## Record list:
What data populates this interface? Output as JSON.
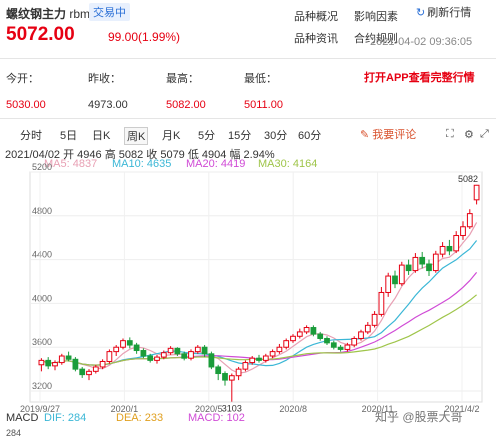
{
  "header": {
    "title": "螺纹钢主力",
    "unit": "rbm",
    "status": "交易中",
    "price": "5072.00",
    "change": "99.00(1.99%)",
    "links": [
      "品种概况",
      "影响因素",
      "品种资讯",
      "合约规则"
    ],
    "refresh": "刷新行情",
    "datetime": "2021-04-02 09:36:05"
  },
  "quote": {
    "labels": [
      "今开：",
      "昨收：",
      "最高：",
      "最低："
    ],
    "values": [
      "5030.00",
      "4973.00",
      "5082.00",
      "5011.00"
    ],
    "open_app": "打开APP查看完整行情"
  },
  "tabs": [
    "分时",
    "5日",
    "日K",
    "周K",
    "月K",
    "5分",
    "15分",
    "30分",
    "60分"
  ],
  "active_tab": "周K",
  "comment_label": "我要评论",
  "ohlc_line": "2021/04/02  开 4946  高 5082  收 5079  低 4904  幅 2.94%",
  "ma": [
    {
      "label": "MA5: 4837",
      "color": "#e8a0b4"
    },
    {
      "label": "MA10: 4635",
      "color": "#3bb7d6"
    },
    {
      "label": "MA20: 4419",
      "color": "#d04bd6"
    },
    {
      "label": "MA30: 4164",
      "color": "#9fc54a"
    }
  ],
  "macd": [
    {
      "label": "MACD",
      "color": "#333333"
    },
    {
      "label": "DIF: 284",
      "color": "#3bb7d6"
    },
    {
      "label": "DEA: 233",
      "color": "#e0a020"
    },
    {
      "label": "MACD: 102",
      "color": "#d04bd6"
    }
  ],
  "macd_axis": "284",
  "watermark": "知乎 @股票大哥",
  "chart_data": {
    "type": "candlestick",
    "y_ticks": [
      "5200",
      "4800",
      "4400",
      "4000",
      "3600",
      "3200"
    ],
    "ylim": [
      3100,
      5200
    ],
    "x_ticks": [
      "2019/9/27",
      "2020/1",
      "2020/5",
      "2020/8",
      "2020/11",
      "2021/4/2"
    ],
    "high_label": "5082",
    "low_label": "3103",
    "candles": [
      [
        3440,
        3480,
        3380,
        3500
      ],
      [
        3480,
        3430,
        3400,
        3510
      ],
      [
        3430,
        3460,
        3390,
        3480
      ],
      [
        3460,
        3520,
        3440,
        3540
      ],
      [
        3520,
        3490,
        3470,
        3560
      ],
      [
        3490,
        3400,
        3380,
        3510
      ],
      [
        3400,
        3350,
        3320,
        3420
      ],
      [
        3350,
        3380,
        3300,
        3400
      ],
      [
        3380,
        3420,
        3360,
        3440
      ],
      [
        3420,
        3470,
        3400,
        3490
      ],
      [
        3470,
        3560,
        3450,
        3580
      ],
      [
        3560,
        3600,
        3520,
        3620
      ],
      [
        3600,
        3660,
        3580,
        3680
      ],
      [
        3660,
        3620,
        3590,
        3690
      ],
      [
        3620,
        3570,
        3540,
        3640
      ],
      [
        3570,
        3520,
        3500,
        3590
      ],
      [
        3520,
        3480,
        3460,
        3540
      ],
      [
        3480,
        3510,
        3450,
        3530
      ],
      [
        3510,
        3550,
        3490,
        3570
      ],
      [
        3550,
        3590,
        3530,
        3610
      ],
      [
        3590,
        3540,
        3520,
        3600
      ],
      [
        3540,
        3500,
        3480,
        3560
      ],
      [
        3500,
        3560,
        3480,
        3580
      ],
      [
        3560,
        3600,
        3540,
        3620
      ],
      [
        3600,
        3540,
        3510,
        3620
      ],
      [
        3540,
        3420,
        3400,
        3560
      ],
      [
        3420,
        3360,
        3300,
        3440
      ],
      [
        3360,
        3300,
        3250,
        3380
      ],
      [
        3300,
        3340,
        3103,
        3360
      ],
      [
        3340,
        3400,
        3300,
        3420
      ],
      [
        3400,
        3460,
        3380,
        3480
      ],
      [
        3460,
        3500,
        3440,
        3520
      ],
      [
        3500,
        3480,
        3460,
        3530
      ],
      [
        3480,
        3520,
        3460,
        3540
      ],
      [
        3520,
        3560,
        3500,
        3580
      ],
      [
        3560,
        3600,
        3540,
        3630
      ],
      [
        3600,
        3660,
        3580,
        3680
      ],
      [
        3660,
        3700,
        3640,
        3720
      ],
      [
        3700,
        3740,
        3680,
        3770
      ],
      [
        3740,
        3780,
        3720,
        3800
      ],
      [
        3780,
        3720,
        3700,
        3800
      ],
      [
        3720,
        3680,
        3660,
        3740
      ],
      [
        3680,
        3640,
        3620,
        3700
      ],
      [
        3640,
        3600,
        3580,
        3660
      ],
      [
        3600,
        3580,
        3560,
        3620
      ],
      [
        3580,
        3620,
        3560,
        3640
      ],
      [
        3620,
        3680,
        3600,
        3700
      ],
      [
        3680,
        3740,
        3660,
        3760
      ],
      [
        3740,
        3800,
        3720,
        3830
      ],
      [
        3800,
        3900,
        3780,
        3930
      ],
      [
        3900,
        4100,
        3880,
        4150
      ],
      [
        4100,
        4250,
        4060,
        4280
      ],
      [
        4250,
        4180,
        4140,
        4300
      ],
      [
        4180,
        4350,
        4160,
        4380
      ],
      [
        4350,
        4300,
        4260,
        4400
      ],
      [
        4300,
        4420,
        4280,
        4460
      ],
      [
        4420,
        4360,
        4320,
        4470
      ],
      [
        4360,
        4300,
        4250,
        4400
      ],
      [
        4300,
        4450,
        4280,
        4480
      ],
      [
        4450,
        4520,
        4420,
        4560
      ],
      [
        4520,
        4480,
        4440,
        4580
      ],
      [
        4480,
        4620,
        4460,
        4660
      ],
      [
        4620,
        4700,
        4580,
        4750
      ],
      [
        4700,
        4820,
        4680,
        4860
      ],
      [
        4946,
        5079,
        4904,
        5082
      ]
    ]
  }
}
* * *
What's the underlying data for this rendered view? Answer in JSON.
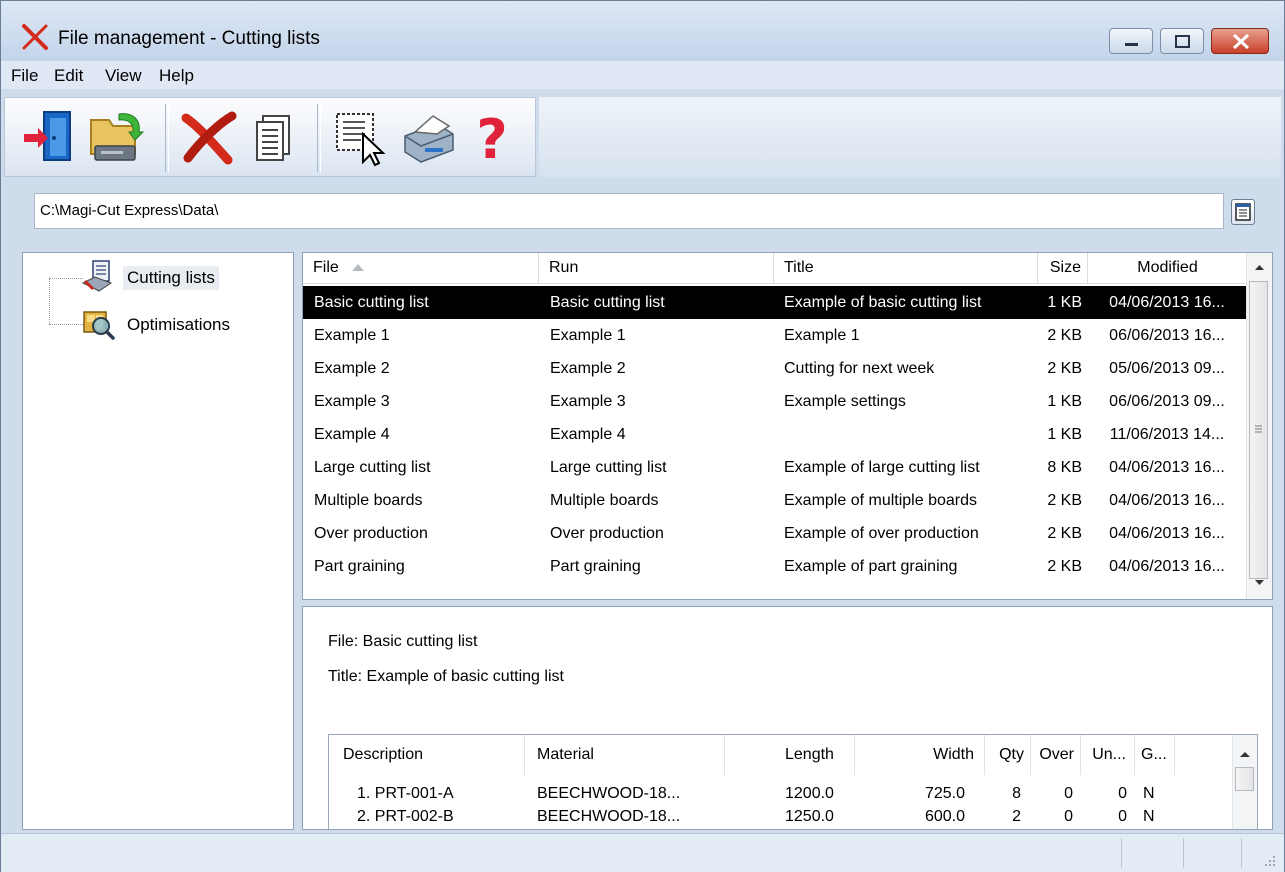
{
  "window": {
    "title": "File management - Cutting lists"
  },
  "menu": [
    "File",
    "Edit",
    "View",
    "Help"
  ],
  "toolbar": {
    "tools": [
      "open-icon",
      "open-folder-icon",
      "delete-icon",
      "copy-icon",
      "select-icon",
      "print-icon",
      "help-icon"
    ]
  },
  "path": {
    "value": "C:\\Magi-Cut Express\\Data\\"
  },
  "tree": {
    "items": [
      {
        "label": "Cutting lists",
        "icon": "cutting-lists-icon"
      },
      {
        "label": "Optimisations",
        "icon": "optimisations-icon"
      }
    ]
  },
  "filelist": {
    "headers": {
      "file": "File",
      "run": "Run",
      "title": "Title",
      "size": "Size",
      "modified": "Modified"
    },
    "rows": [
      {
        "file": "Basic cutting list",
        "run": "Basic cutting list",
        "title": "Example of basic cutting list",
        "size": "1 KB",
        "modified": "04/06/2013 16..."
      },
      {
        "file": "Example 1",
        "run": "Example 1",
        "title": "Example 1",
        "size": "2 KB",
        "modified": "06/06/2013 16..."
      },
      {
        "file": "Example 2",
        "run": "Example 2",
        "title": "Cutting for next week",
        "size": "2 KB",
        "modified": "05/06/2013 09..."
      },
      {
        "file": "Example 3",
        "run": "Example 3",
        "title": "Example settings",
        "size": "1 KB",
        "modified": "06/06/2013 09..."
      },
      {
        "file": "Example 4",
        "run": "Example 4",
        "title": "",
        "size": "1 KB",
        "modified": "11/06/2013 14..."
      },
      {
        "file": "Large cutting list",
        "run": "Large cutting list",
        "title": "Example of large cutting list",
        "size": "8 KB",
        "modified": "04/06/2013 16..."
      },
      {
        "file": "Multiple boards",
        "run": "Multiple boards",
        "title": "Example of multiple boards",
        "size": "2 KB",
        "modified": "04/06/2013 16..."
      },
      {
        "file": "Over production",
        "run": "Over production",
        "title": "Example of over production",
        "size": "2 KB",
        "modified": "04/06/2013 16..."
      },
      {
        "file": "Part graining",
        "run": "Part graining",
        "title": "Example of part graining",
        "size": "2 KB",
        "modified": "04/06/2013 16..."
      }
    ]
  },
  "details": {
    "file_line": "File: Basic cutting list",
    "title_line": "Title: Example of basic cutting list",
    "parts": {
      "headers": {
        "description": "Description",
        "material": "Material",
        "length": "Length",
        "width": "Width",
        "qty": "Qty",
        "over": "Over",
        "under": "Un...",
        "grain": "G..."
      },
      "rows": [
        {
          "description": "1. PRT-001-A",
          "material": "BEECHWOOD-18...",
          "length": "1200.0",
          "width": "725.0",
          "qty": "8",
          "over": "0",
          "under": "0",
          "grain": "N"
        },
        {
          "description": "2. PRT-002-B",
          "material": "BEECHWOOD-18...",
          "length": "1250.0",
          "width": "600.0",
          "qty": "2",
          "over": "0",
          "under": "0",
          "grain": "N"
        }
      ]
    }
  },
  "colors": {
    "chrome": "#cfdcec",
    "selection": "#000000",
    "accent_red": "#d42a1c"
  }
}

## What to work on:
Scan the material above. Extract every line in which the word "boards" occurs.

## In response:
        "file": "Multiple boards",
        "run": "Multiple boards",
        "title": "Example of multiple boards",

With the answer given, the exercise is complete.